Given problem
Copy every line of the material below with no changes at all.

Dataset records
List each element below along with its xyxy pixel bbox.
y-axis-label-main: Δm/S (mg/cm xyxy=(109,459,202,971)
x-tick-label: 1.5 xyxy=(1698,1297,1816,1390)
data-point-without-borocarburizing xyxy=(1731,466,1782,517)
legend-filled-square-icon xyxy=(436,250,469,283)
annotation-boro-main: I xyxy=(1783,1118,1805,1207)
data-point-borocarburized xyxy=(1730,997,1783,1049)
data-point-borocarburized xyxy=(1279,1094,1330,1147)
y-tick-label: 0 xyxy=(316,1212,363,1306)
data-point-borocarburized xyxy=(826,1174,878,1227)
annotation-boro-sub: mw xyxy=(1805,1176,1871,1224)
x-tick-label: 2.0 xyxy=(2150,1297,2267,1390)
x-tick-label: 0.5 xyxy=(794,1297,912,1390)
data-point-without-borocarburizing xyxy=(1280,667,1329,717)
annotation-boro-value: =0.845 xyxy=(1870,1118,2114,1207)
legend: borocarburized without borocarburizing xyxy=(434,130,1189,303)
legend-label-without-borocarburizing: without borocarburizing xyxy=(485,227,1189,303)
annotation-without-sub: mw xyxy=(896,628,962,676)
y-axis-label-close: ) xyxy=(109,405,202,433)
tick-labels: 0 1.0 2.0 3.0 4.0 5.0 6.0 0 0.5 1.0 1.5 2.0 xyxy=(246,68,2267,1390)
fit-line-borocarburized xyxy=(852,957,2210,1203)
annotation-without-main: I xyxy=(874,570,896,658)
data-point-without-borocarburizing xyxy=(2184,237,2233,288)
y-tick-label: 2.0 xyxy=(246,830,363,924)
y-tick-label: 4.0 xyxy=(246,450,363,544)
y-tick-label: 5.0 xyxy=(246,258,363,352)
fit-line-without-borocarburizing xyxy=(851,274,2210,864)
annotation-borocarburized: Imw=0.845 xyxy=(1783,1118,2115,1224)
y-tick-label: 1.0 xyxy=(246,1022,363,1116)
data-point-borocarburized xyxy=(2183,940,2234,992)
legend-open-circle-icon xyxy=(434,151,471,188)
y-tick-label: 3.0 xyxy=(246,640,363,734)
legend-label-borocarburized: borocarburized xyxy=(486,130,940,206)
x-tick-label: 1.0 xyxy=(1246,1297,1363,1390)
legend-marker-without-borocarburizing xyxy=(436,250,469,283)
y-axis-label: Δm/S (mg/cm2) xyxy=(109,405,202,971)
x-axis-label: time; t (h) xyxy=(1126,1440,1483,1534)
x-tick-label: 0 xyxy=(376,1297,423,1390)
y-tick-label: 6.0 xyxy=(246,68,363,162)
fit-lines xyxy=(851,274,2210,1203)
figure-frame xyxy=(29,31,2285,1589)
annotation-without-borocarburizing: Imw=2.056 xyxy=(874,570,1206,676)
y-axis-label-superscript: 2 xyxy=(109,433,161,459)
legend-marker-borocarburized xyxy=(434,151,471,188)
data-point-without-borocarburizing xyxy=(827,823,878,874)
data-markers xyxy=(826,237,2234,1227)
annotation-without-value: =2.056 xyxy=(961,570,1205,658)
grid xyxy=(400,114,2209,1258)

Correct response
List each element below along with its xyxy pixel bbox.
y-axis-label-main: Δm/S (mg/cm xyxy=(109,459,202,971)
x-tick-label: 1.5 xyxy=(1698,1297,1816,1390)
data-point-without-borocarburizing xyxy=(1731,466,1782,517)
legend-filled-square-icon xyxy=(436,250,469,283)
annotation-boro-main: I xyxy=(1783,1118,1805,1207)
data-point-borocarburized xyxy=(1730,997,1783,1049)
data-point-borocarburized xyxy=(1279,1094,1330,1147)
y-tick-label: 0 xyxy=(316,1212,363,1306)
data-point-borocarburized xyxy=(826,1174,878,1227)
annotation-boro-sub: mw xyxy=(1805,1176,1871,1224)
x-tick-label: 2.0 xyxy=(2150,1297,2267,1390)
x-tick-label: 0.5 xyxy=(794,1297,912,1390)
data-point-without-borocarburizing xyxy=(1280,667,1329,717)
annotation-boro-value: =0.845 xyxy=(1870,1118,2114,1207)
legend: borocarburized without borocarburizing xyxy=(434,130,1189,303)
legend-label-without-borocarburizing: without borocarburizing xyxy=(485,227,1189,303)
annotation-without-sub: mw xyxy=(896,628,962,676)
y-axis-label-close: ) xyxy=(109,405,202,433)
tick-labels: 0 1.0 2.0 3.0 4.0 5.0 6.0 0 0.5 1.0 1.5 2.0 xyxy=(246,68,2267,1390)
fit-line-borocarburized xyxy=(852,957,2210,1203)
annotation-without-main: I xyxy=(874,570,896,658)
data-point-without-borocarburizing xyxy=(2184,237,2233,288)
y-tick-label: 2.0 xyxy=(246,830,363,924)
y-tick-label: 4.0 xyxy=(246,450,363,544)
y-tick-label: 5.0 xyxy=(246,258,363,352)
fit-line-without-borocarburizing xyxy=(851,274,2210,864)
annotation-borocarburized: Imw=0.845 xyxy=(1783,1118,2115,1224)
y-tick-label: 1.0 xyxy=(246,1022,363,1116)
data-point-borocarburized xyxy=(2183,940,2234,992)
legend-open-circle-icon xyxy=(434,151,471,188)
y-tick-label: 3.0 xyxy=(246,640,363,734)
legend-label-borocarburized: borocarburized xyxy=(486,130,940,206)
x-tick-label: 1.0 xyxy=(1246,1297,1363,1390)
legend-marker-without-borocarburizing xyxy=(436,250,469,283)
y-axis-label: Δm/S (mg/cm2) xyxy=(109,405,202,971)
x-axis-label: time; t (h) xyxy=(1126,1440,1483,1534)
x-tick-label: 0 xyxy=(376,1297,423,1390)
y-tick-label: 6.0 xyxy=(246,68,363,162)
fit-lines xyxy=(851,274,2210,1203)
figure-frame xyxy=(29,31,2285,1589)
annotation-without-borocarburizing: Imw=2.056 xyxy=(874,570,1206,676)
y-axis-label-superscript: 2 xyxy=(109,433,161,459)
legend-marker-borocarburized xyxy=(434,151,471,188)
data-point-without-borocarburizing xyxy=(827,823,878,874)
data-markers xyxy=(826,237,2234,1227)
annotation-without-value: =2.056 xyxy=(961,570,1205,658)
grid xyxy=(400,114,2209,1258)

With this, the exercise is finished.